Examine each line of the data. Copy those that contain the string "Biden".

━━━ Dataset records ━━━

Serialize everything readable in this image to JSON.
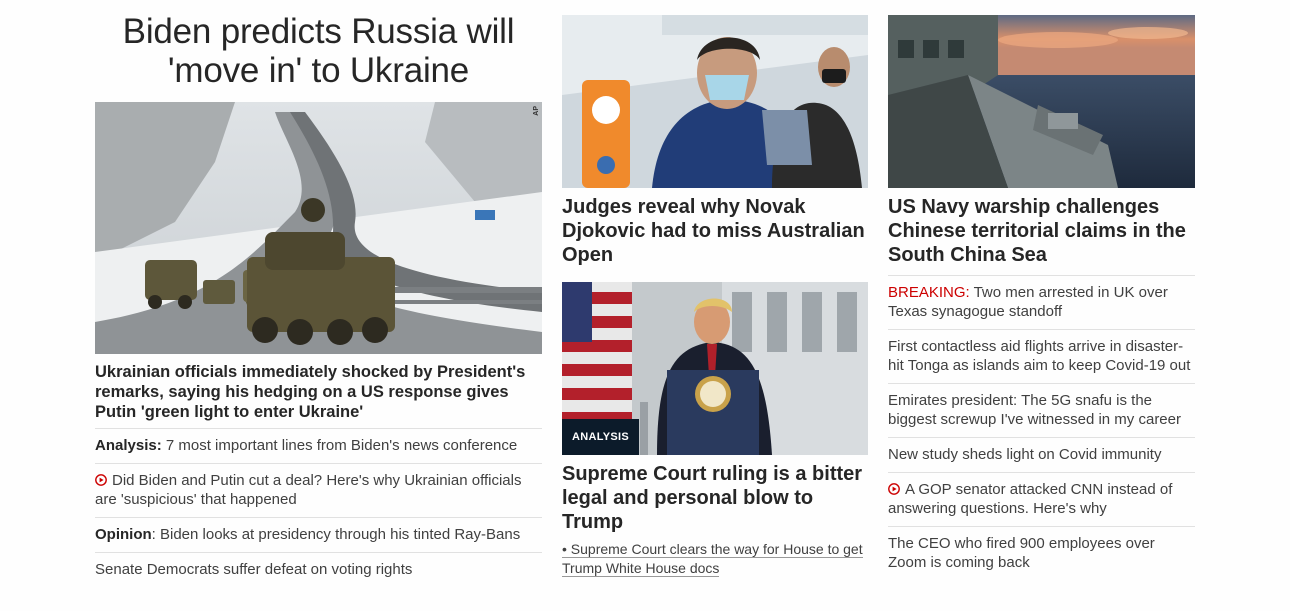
{
  "lead": {
    "title": "Biden predicts Russia will 'move in' to Ukraine",
    "image_credit": "AP",
    "caption": "Ukrainian officials immediately shocked by President's remarks, saying his hedging on a US response gives Putin 'green light to enter Ukraine'",
    "links": [
      {
        "prefix": "Analysis:",
        "text": " 7 most important lines from Biden's news conference",
        "icon": ""
      },
      {
        "prefix": "",
        "text": "Did Biden and Putin cut a deal? Here's why Ukrainian officials are 'suspicious' that happened",
        "icon": "play-icon"
      },
      {
        "prefix": "Opinion",
        "text": ": Biden looks at presidency through his tinted Ray-Bans",
        "icon": ""
      },
      {
        "prefix": "",
        "text": "Senate Democrats suffer defeat on voting rights",
        "icon": ""
      }
    ]
  },
  "middle": {
    "card1": {
      "title": "Judges reveal why Novak Djokovic had to miss Australian Open"
    },
    "card2": {
      "badge": "ANALYSIS",
      "title": "Supreme Court ruling is a bitter legal and personal blow to Trump",
      "sublink": "• Supreme Court clears the way for House to get Trump White House docs"
    }
  },
  "right": {
    "card": {
      "title": "US Navy warship challenges Chinese territorial claims in the South China Sea"
    },
    "links": [
      {
        "breaking": "BREAKING:",
        "text": " Two men arrested in UK over Texas synagogue standoff",
        "icon": ""
      },
      {
        "breaking": "",
        "text": "First contactless aid flights arrive in disaster-hit Tonga as islands aim to keep Covid-19 out",
        "icon": ""
      },
      {
        "breaking": "",
        "text": "Emirates president: The 5G snafu is the biggest screwup I've witnessed in my career",
        "icon": ""
      },
      {
        "breaking": "",
        "text": "New study sheds light on Covid immunity",
        "icon": ""
      },
      {
        "breaking": "",
        "text": "A GOP senator attacked CNN instead of answering questions. Here's why",
        "icon": "play-icon"
      },
      {
        "breaking": "",
        "text": "The CEO who fired 900 employees over Zoom is coming back",
        "icon": ""
      }
    ]
  },
  "colors": {
    "breaking": "#cc0000",
    "badge_bg": "#0c1b2a",
    "text": "#262626"
  }
}
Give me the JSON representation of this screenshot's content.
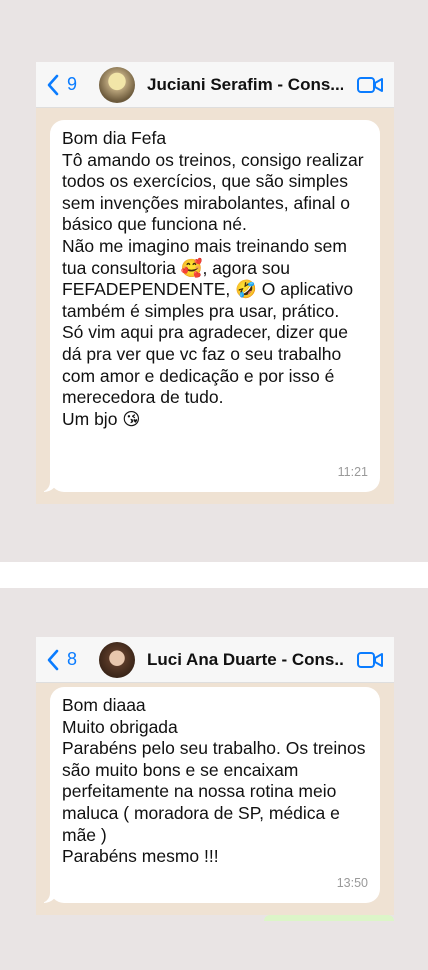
{
  "colors": {
    "accent": "#0a7cff",
    "bubble": "#ffffff",
    "chat_background": "#efe2d3",
    "page_background": "#e9e4e4"
  },
  "chat1": {
    "back_count": "9",
    "contact_name": "Juciani Serafim - Cons...",
    "message": "Bom dia Fefa\nTô amando os treinos, consigo realizar todos os exercícios, que são simples sem invenções mirabolantes, afinal o básico que funciona né.\nNão me imagino mais treinando sem tua consultoria 🥰, agora sou FEFADEPENDENTE, 🤣 O aplicativo também é simples pra usar, prático.\nSó vim aqui pra agradecer, dizer que dá pra ver que vc faz o seu trabalho com amor e dedicação e por isso é merecedora de tudo.\nUm bjo 😘",
    "time": "11:21"
  },
  "chat2": {
    "back_count": "8",
    "contact_name": "Luci Ana Duarte - Cons...",
    "message": "Bom diaaa\nMuito obrigada\nParabéns pelo seu trabalho. Os treinos são muito bons e se encaixam perfeitamente na nossa rotina meio maluca ( moradora de SP, médica e mãe )\nParabéns mesmo !!!",
    "time": "13:50"
  }
}
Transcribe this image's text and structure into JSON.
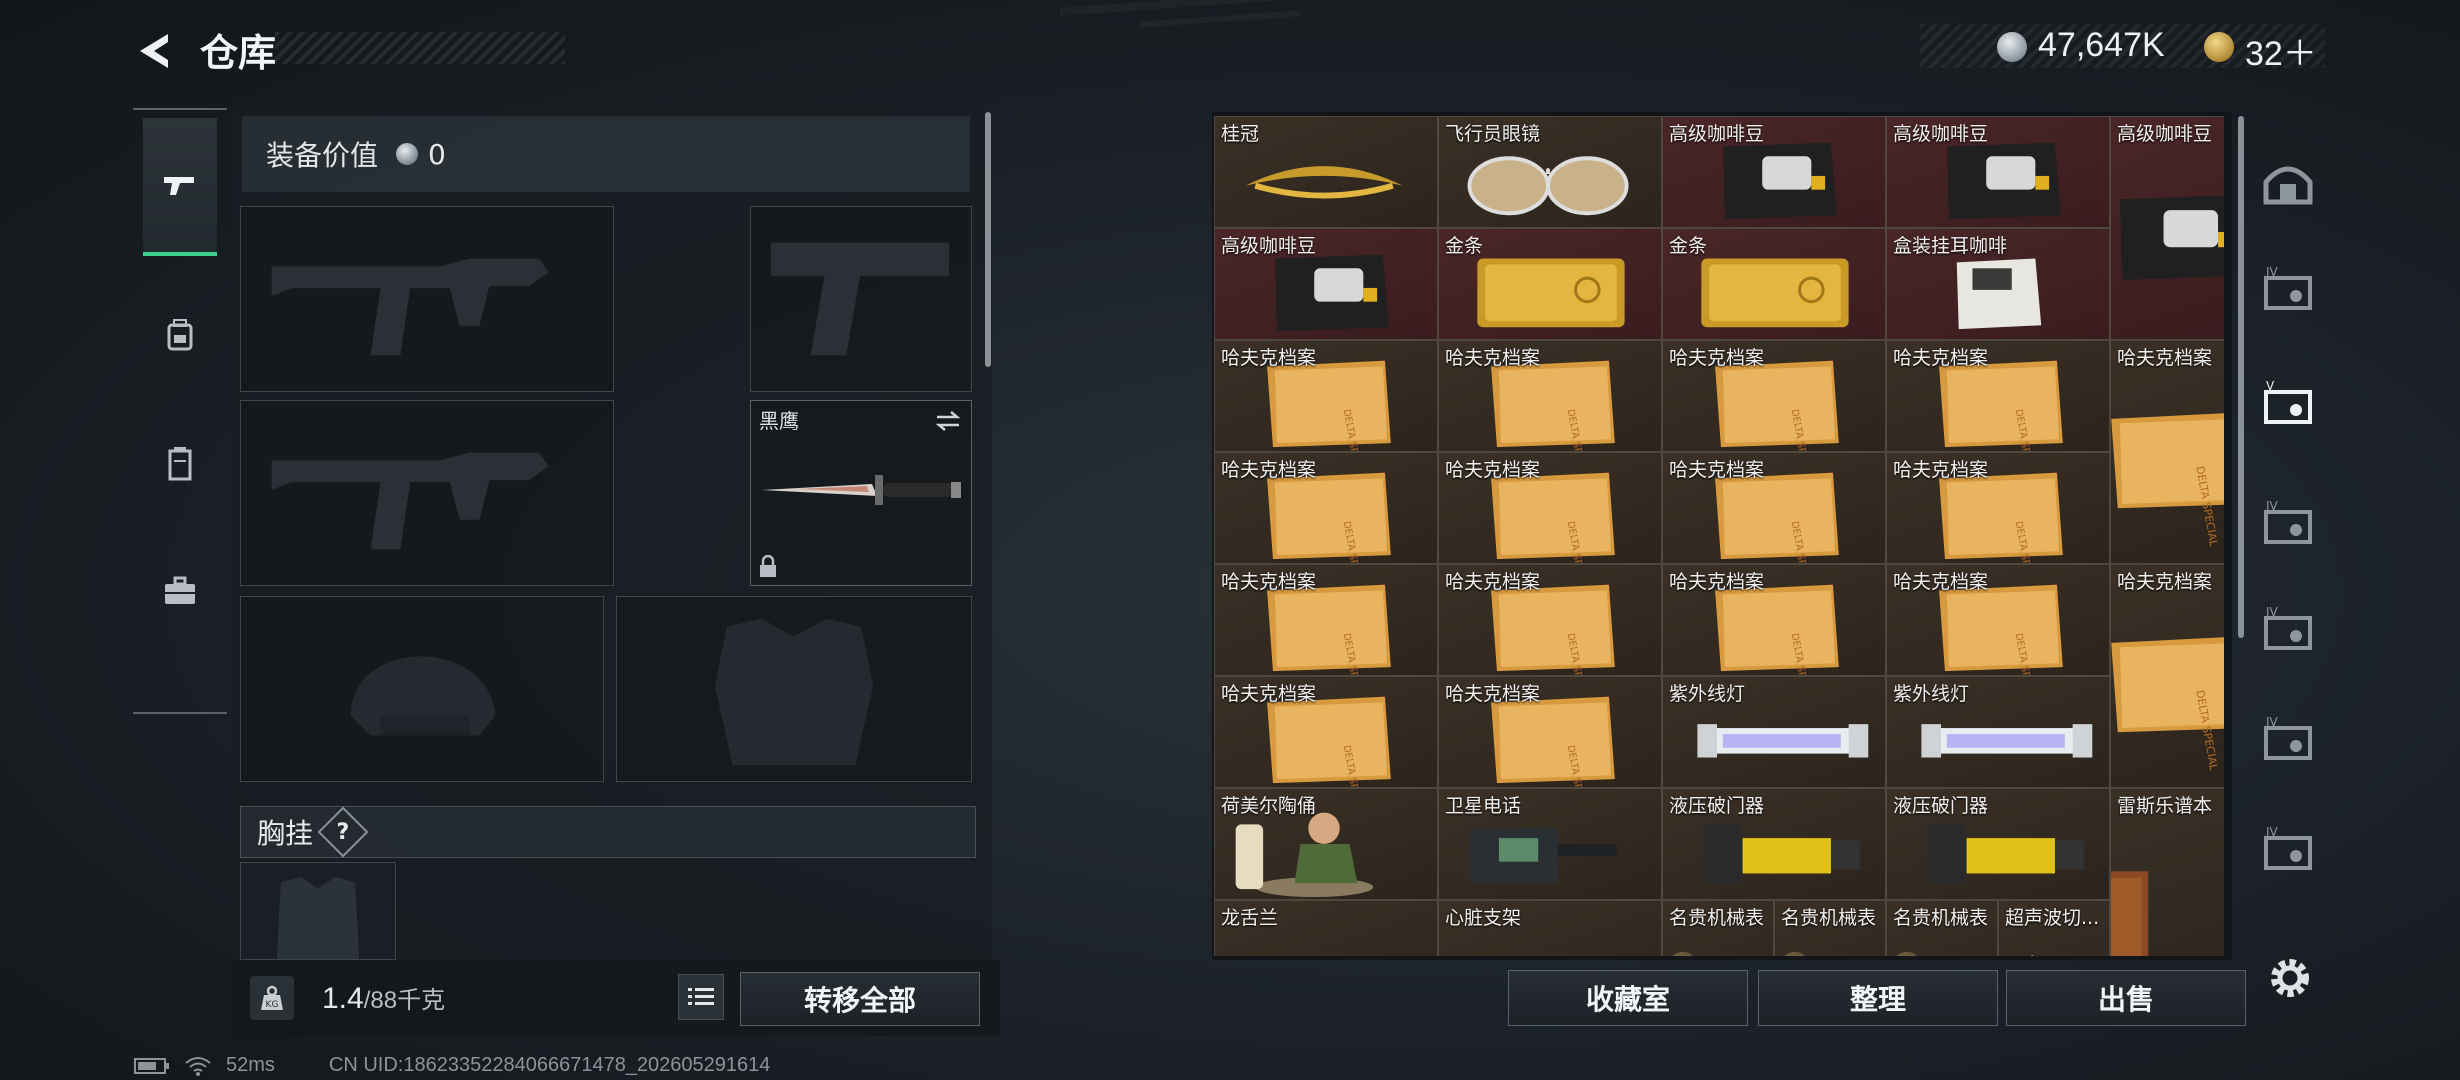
{
  "header": {
    "title": "仓库"
  },
  "currency": {
    "silver": "47,647K",
    "gold": "32＋"
  },
  "left_tabs": [
    {
      "name": "weapon",
      "icon": "pistol-icon",
      "selected": true
    },
    {
      "name": "backpack",
      "icon": "backpack-icon",
      "selected": false
    },
    {
      "name": "container",
      "icon": "locker-icon",
      "selected": false
    },
    {
      "name": "case",
      "icon": "briefcase-icon",
      "selected": false
    }
  ],
  "equipment": {
    "value_label": "装备价值",
    "value": "0",
    "melee_slot": {
      "name": "黑鹰",
      "icon": "swap-icon",
      "lock_icon": "lock-icon"
    },
    "chest_rig_label": "胸挂",
    "chest_rig_help": "?"
  },
  "weight": {
    "current": "1.4",
    "max": "/88千克",
    "icon": "weight-icon"
  },
  "buttons": {
    "transfer_all": "转移全部",
    "collection_room": "收藏室",
    "sort": "整理",
    "sell": "出售"
  },
  "status": {
    "ping": "52ms",
    "uid": "CN UID:18623352284066671478_202605291614"
  },
  "colors": {
    "accent_green": "#3ccf8b",
    "rare_cell": "#4a2628",
    "common_cell": "#3a3026",
    "panel": "#1c2227"
  },
  "inventory": [
    {
      "label": "桂冠",
      "item": "laurel-wreath",
      "rarity": "gold"
    },
    {
      "label": "飞行员眼镜",
      "item": "aviator-glasses",
      "rarity": "gold"
    },
    {
      "label": "高级咖啡豆",
      "item": "coffee-bag",
      "rarity": "red"
    },
    {
      "label": "高级咖啡豆",
      "item": "coffee-bag",
      "rarity": "red"
    },
    {
      "label": "高级咖啡豆",
      "item": "coffee-bag",
      "rarity": "red"
    },
    {
      "label": "高级咖啡豆",
      "item": "coffee-bag",
      "rarity": "red"
    },
    {
      "label": "金条",
      "item": "gold-bar",
      "rarity": "red"
    },
    {
      "label": "金条",
      "item": "gold-bar",
      "rarity": "red"
    },
    {
      "label": "盒装挂耳咖啡",
      "item": "coffee-box",
      "rarity": "red"
    },
    {
      "label": "哈夫克档案",
      "item": "file",
      "rarity": "gold"
    },
    {
      "label": "哈夫克档案",
      "item": "file",
      "rarity": "gold"
    },
    {
      "label": "哈夫克档案",
      "item": "file",
      "rarity": "gold"
    },
    {
      "label": "哈夫克档案",
      "item": "file",
      "rarity": "gold"
    },
    {
      "label": "哈夫克档案",
      "item": "file",
      "rarity": "gold"
    },
    {
      "label": "哈夫克档案",
      "item": "file",
      "rarity": "gold"
    },
    {
      "label": "哈夫克档案",
      "item": "file",
      "rarity": "gold"
    },
    {
      "label": "哈夫克档案",
      "item": "file",
      "rarity": "gold"
    },
    {
      "label": "哈夫克档案",
      "item": "file",
      "rarity": "gold"
    },
    {
      "label": "哈夫克档案",
      "item": "file",
      "rarity": "gold"
    },
    {
      "label": "哈夫克档案",
      "item": "file",
      "rarity": "gold"
    },
    {
      "label": "哈夫克档案",
      "item": "file",
      "rarity": "gold"
    },
    {
      "label": "哈夫克档案",
      "item": "file",
      "rarity": "gold"
    },
    {
      "label": "哈夫克档案",
      "item": "file",
      "rarity": "gold"
    },
    {
      "label": "哈夫克档案",
      "item": "file",
      "rarity": "gold"
    },
    {
      "label": "哈夫克档案",
      "item": "file",
      "rarity": "gold"
    },
    {
      "label": "紫外线灯",
      "item": "uv-lamp",
      "rarity": "gold"
    },
    {
      "label": "紫外线灯",
      "item": "uv-lamp",
      "rarity": "gold"
    },
    {
      "label": "荷美尔陶俑",
      "item": "figurine",
      "rarity": "gold"
    },
    {
      "label": "卫星电话",
      "item": "sat-phone",
      "rarity": "gold"
    },
    {
      "label": "液压破门器",
      "item": "breacher",
      "rarity": "gold"
    },
    {
      "label": "液压破门器",
      "item": "breacher",
      "rarity": "gold"
    },
    {
      "label": "雷斯乐谱本",
      "item": "notebook",
      "rarity": "gold"
    },
    {
      "label": "龙舌兰",
      "item": "bottle",
      "rarity": "gold"
    },
    {
      "label": "心脏支架",
      "item": "stent",
      "rarity": "gold"
    },
    {
      "label": "名贵机械表",
      "item": "watch",
      "rarity": "gold"
    },
    {
      "label": "名贵机械表",
      "item": "watch",
      "rarity": "gold"
    },
    {
      "label": "名贵机械表",
      "item": "watch",
      "rarity": "gold"
    },
    {
      "label": "超声波切...",
      "item": "tool",
      "rarity": "gold"
    }
  ],
  "right_tabs": [
    {
      "icon": "warehouse-icon"
    },
    {
      "icon": "storage-iv-icon"
    },
    {
      "icon": "storage-v-icon"
    },
    {
      "icon": "storage-iv-2-icon"
    },
    {
      "icon": "storage-iv-3-icon"
    },
    {
      "icon": "storage-folder-icon"
    },
    {
      "icon": "storage-iv-4-icon"
    }
  ]
}
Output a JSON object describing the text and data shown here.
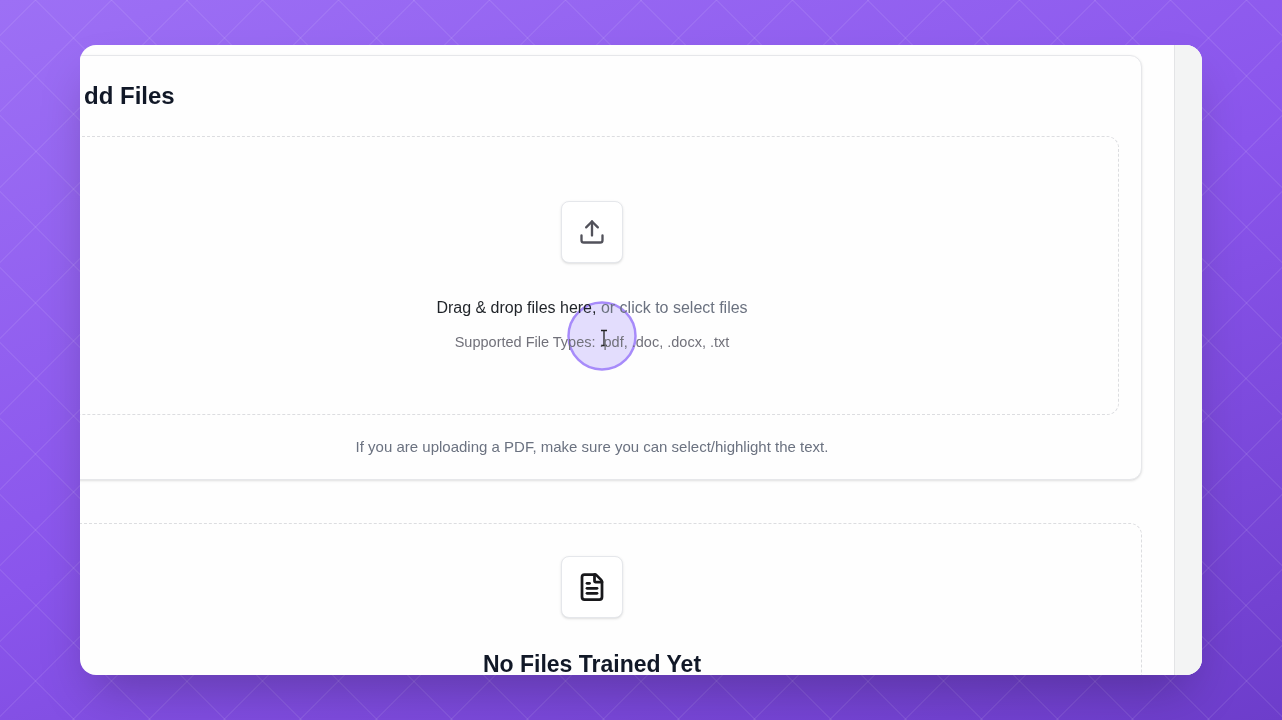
{
  "upload_card": {
    "title": "dd Files",
    "dropzone": {
      "prompt": "Drag & drop files here,",
      "link": "or click to select files",
      "supported_types": "Supported File Types: .pdf, .doc, .docx, .txt"
    },
    "note": "If you are uploading a PDF, make sure you can select/highlight the text."
  },
  "trained_files": {
    "title": "No Files Trained Yet"
  }
}
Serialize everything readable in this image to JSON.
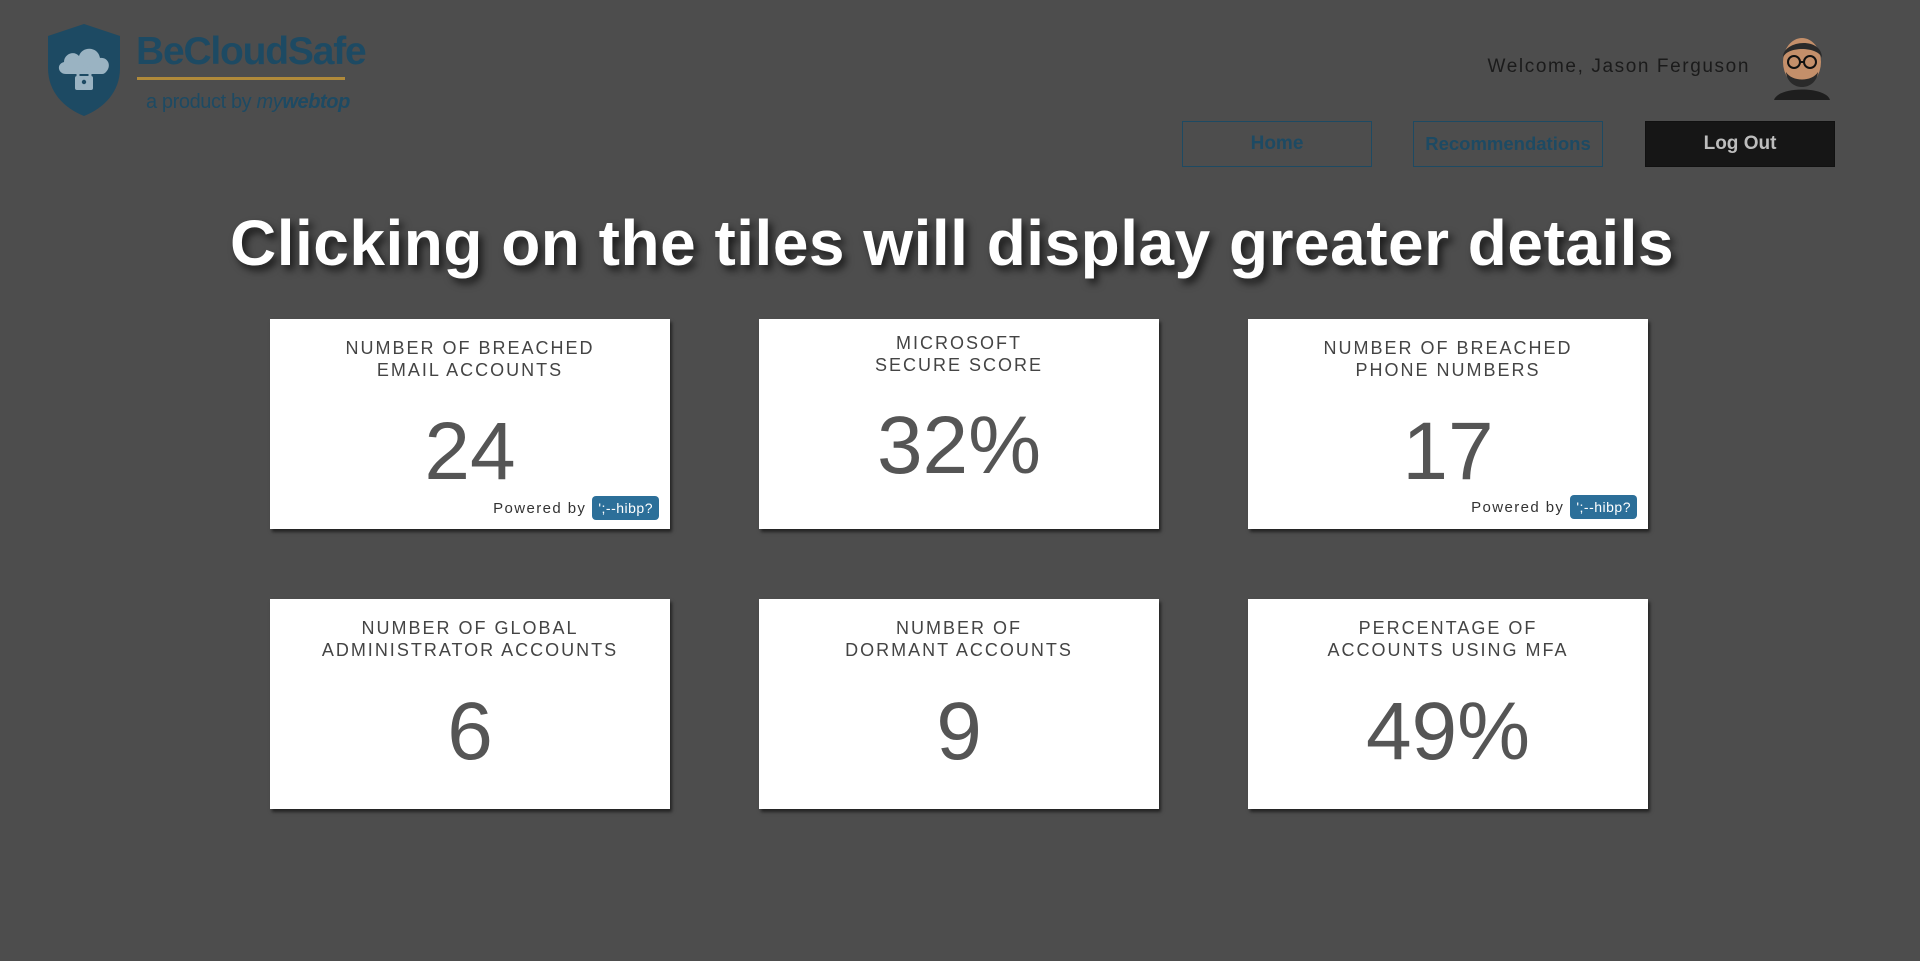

━━━

■ Solution for this task:
    "title": "Biden predicts Russia will 'move in' to Ukraine",
        "text": " 7 most important lines from Biden's news conference",
        "text": "Did Biden and Putin cut a deal? Here's why Ukrainian officials are 'suspicious' that happened",
        "text": ": Biden looks at presidency through his tinted Ray-Bans",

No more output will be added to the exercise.